* RECORDS SHOWN:
* * *

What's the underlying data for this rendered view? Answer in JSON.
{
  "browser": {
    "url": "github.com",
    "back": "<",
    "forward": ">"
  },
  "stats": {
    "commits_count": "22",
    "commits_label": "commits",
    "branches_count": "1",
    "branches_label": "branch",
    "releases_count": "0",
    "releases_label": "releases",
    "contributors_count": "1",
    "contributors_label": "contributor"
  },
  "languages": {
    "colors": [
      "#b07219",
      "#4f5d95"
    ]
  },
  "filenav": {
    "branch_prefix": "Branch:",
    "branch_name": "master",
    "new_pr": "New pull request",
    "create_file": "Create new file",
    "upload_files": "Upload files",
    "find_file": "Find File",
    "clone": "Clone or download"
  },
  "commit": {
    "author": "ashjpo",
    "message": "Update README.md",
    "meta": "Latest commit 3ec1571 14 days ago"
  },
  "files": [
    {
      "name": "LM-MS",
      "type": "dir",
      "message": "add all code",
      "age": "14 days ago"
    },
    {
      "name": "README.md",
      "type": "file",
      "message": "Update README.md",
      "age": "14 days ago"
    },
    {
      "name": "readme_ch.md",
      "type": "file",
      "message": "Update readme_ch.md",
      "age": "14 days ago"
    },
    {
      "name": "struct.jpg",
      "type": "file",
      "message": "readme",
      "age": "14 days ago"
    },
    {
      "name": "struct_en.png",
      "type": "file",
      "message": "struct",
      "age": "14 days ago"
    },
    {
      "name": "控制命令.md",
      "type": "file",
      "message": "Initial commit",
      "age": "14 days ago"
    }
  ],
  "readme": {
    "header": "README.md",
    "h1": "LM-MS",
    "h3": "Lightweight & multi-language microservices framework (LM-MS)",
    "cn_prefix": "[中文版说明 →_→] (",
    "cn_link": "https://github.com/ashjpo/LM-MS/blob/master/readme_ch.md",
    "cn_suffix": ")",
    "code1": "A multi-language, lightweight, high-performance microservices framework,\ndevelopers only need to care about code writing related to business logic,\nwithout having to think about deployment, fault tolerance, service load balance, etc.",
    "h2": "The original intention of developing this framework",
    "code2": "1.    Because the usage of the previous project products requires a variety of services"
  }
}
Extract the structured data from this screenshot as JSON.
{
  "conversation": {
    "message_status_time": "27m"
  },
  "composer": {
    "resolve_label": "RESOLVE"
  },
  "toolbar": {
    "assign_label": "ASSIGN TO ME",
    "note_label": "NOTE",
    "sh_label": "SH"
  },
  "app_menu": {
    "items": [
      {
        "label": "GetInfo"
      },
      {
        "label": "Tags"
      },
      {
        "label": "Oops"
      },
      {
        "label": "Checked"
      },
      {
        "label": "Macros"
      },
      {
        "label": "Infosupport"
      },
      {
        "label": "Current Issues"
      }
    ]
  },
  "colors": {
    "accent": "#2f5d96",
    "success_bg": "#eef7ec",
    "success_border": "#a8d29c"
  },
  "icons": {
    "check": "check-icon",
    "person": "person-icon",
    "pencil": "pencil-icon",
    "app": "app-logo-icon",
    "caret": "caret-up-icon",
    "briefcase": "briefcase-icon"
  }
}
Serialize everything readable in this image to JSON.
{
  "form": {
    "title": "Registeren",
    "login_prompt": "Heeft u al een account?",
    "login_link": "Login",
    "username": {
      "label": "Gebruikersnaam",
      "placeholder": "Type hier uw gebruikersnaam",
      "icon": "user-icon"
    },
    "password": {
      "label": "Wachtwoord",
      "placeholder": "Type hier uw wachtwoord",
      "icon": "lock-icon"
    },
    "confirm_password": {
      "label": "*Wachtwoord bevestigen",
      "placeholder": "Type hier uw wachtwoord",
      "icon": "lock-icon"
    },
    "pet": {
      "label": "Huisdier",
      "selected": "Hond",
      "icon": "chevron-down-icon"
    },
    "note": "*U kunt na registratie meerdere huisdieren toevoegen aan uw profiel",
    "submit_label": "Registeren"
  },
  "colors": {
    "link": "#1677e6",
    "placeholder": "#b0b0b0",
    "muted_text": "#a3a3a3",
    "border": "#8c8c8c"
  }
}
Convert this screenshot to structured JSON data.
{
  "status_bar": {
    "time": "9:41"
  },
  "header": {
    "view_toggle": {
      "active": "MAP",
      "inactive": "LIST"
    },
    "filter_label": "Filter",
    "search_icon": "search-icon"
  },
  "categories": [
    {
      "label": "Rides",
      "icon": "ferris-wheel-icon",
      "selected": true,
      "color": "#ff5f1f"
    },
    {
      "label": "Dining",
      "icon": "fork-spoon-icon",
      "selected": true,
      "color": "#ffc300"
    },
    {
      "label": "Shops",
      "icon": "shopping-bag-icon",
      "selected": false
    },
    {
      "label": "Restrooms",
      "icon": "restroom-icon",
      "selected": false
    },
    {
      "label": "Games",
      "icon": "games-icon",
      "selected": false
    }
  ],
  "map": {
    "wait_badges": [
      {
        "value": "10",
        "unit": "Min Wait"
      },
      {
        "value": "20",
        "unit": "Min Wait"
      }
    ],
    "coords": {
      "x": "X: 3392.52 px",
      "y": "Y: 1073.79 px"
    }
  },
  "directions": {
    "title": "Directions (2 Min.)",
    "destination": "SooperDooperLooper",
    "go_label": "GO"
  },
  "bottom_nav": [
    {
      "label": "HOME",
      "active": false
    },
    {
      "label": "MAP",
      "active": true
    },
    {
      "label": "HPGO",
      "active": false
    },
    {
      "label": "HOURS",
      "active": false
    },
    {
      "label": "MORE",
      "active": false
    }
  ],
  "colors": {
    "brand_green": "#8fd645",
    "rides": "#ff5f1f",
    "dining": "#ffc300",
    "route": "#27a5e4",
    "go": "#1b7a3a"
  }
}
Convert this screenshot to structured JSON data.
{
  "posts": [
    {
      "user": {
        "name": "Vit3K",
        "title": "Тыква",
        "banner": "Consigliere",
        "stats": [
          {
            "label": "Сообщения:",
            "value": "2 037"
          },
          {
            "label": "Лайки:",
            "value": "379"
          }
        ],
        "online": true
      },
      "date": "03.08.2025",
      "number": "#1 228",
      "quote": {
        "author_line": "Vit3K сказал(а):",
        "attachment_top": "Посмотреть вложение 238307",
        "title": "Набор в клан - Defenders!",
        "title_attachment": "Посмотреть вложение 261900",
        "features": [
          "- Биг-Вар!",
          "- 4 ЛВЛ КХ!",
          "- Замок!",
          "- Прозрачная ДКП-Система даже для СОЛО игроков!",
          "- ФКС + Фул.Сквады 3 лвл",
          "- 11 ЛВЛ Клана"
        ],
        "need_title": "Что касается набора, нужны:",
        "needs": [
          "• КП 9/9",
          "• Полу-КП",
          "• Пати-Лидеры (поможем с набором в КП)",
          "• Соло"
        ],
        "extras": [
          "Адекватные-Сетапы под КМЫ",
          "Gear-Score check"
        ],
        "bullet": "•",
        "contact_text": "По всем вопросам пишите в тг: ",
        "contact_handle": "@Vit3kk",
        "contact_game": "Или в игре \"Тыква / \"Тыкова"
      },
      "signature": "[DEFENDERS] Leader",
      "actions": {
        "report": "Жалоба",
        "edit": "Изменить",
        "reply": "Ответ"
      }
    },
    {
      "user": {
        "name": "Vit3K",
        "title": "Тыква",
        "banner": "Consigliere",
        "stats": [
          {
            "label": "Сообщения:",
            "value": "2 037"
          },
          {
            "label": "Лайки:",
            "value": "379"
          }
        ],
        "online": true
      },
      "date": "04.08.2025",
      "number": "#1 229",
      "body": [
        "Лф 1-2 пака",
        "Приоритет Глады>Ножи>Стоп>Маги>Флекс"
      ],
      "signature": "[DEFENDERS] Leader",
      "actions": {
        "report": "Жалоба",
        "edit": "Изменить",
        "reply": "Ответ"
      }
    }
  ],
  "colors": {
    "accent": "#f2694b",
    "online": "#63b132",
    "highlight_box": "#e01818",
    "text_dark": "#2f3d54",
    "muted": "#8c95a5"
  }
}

* * *

* TASK DIRECTIONS:
Copy every line of the listing that includes the string "Update".

* EXERCISE RESPONSE:
    "message": "Update README.md",
      "message": "Update README.md",
      "message": "Update readme_ch.md",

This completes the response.